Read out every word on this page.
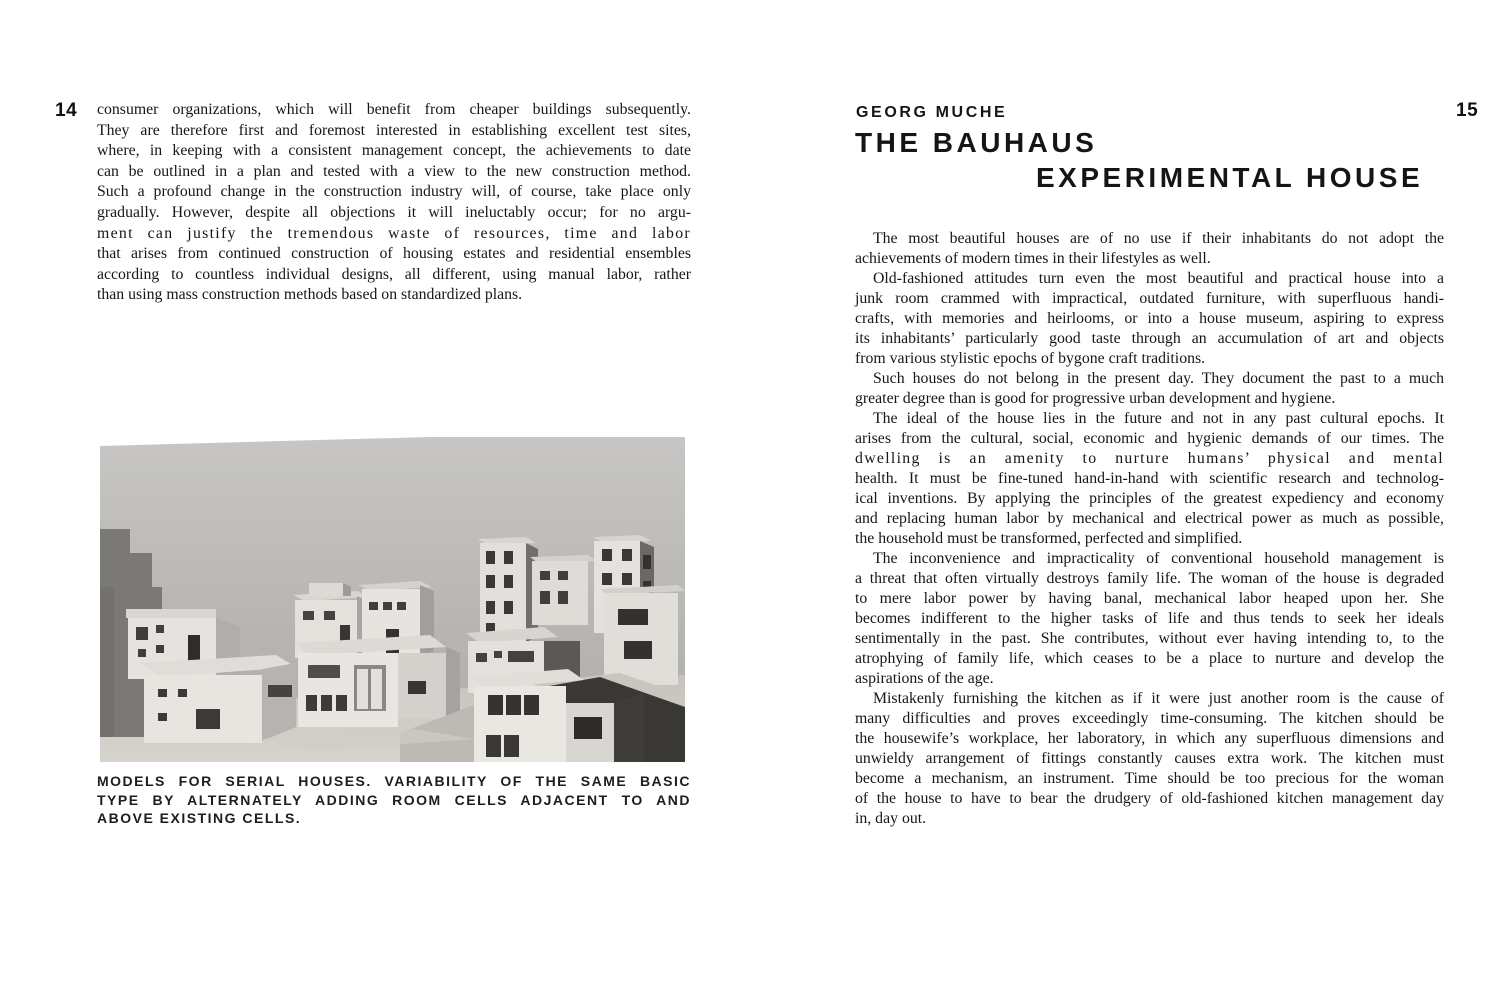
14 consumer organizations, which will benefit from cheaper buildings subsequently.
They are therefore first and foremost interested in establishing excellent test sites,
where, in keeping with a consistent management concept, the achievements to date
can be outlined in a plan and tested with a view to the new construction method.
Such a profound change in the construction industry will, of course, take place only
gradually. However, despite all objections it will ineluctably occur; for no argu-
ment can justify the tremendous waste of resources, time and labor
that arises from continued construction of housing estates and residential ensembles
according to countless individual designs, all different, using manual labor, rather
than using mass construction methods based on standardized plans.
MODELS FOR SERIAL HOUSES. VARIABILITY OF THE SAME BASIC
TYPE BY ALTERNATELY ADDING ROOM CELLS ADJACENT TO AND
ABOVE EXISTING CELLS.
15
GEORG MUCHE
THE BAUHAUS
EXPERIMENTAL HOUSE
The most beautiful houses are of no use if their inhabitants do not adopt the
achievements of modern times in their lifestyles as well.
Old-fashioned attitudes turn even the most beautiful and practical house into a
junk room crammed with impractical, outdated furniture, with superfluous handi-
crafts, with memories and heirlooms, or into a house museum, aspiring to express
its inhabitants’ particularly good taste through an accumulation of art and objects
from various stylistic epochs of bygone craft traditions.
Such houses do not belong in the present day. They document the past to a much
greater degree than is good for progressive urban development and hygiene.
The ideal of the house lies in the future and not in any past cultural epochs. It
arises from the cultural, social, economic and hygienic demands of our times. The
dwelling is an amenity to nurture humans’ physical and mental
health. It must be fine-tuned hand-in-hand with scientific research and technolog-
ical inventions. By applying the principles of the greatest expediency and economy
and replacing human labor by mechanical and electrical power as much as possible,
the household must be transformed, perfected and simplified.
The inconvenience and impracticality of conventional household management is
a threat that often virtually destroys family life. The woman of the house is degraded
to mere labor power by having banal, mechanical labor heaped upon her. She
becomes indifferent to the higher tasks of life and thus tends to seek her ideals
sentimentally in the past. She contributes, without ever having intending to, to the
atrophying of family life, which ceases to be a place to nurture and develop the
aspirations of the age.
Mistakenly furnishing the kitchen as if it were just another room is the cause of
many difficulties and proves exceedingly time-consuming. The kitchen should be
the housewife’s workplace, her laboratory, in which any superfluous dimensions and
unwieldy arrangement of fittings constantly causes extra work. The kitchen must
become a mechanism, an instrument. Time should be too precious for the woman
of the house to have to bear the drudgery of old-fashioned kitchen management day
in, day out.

++++++++

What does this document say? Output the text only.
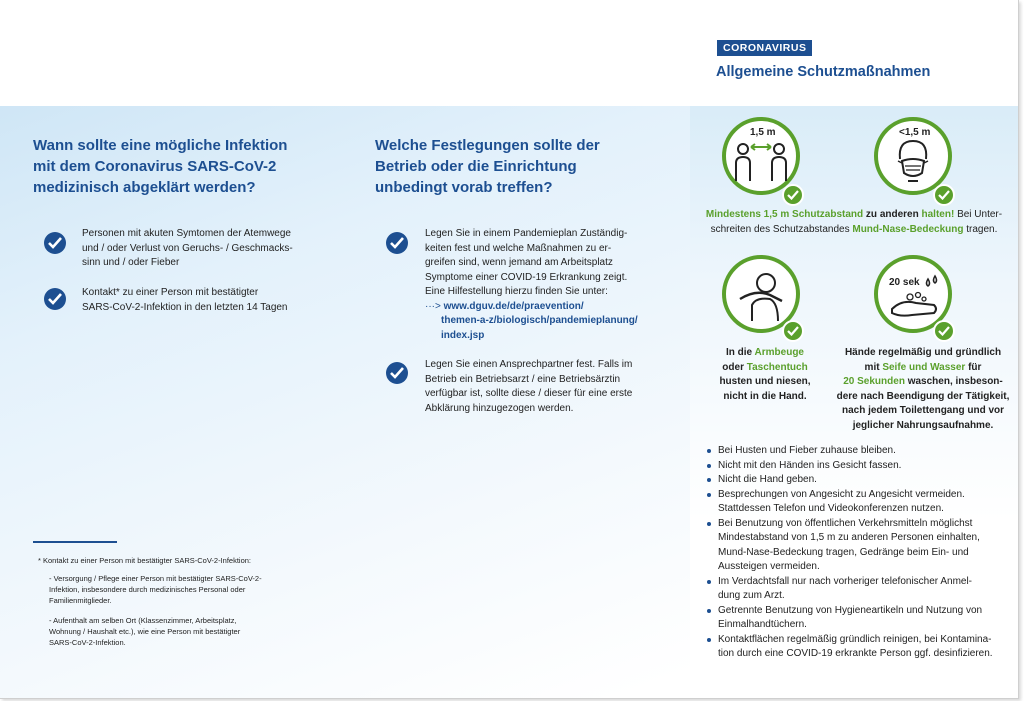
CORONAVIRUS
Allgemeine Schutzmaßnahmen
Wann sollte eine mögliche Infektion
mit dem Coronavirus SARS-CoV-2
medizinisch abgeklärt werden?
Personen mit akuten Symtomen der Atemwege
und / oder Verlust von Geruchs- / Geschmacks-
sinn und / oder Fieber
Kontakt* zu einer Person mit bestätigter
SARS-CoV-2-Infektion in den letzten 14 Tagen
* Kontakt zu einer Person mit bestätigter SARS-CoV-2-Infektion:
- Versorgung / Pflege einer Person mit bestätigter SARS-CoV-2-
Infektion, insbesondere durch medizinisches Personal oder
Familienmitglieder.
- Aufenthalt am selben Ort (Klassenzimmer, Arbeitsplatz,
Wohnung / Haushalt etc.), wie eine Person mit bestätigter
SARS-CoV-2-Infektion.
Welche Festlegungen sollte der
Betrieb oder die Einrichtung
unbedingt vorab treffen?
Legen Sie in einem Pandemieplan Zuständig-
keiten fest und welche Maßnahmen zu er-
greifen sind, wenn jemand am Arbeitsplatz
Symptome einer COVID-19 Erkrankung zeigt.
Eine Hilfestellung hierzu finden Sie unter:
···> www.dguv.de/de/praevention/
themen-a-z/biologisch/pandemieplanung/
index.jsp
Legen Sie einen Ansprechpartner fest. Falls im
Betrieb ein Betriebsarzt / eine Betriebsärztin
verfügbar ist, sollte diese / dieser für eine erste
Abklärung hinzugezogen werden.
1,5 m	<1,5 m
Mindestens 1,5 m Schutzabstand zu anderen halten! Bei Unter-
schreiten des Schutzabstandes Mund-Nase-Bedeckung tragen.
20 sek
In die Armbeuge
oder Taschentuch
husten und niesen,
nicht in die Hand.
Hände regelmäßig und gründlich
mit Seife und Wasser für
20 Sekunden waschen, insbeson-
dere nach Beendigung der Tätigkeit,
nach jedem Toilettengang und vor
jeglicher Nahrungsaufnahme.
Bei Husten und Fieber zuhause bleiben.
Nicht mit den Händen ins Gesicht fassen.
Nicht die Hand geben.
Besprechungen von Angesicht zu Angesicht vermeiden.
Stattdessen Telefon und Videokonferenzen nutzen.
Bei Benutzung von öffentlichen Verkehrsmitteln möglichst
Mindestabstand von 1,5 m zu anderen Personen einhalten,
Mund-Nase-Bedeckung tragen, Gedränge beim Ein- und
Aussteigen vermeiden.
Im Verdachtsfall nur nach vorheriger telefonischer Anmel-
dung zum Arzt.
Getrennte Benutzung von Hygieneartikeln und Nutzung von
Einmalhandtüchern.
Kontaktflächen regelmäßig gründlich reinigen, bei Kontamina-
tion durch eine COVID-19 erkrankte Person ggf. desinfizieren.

++++++++

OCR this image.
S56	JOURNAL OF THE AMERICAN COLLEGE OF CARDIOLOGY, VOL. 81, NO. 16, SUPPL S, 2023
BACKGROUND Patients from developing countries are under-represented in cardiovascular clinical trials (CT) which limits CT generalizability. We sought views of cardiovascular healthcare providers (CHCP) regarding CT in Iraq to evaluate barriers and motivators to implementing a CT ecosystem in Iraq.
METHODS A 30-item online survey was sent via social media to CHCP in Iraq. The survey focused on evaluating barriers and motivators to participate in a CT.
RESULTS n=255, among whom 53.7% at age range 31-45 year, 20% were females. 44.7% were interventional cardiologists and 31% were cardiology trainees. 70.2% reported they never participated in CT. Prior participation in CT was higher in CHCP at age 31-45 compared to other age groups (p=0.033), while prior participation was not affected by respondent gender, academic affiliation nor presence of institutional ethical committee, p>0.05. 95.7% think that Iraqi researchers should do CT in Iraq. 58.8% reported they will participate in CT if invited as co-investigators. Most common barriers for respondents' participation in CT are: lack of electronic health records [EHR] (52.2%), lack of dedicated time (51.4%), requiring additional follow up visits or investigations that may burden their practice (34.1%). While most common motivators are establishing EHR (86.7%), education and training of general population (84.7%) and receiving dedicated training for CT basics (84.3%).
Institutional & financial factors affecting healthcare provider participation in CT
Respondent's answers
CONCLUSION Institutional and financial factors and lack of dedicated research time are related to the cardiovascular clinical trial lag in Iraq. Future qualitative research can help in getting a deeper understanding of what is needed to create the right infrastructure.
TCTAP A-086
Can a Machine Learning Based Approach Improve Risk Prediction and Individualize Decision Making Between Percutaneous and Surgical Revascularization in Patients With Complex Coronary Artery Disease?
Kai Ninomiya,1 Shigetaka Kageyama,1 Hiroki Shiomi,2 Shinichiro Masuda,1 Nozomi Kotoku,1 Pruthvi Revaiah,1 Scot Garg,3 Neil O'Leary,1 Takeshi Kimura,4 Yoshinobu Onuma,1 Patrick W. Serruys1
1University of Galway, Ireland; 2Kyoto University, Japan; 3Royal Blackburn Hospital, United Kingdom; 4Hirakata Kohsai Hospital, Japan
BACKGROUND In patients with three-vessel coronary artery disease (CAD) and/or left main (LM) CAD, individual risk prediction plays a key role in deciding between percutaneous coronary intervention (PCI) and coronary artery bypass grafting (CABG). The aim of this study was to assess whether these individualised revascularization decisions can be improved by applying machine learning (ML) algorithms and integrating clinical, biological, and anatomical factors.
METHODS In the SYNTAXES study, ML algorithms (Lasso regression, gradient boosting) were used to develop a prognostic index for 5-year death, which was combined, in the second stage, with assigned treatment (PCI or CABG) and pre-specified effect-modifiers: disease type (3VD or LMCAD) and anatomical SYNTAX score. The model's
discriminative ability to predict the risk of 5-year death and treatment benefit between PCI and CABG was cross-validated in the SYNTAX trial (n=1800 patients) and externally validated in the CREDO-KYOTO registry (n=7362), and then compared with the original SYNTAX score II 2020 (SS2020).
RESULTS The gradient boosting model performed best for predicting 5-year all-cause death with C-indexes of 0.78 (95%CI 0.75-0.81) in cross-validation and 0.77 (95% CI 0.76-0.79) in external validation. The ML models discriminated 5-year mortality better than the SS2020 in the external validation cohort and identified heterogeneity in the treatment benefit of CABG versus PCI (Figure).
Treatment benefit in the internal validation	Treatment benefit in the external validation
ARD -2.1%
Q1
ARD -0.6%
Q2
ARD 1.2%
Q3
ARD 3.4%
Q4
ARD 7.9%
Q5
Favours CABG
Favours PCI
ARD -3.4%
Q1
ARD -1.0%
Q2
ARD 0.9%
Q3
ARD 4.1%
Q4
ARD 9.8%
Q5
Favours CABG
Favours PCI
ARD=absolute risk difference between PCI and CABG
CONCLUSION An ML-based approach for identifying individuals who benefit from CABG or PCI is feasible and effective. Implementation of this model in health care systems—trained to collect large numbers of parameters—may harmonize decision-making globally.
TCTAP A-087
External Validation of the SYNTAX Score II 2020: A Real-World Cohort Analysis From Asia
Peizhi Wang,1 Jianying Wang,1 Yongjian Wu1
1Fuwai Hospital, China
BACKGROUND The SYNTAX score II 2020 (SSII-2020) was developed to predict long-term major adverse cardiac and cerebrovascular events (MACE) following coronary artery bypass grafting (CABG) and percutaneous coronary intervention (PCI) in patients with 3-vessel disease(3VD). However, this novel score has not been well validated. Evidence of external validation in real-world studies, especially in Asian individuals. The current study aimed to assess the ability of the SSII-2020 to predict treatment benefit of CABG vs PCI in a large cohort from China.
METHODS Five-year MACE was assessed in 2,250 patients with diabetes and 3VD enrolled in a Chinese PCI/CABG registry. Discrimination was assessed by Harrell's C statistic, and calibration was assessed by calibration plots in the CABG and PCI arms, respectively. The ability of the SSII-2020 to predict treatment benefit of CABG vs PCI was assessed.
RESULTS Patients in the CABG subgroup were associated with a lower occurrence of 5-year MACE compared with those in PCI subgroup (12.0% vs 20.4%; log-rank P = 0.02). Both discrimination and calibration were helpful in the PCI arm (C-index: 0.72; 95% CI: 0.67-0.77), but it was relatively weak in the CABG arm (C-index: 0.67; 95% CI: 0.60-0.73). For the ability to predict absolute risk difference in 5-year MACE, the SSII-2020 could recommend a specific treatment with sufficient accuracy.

++++++++

| Activity |
All lines with the word "Hospital" need to be copied from the data above.

| Exercise response |
1University of Galway, Ireland; 2Kyoto University, Japan; 3Royal Blackburn Hospital, United Kingdom; 4Hirakata Kohsai Hospital, Japan
1Fuwai Hospital, China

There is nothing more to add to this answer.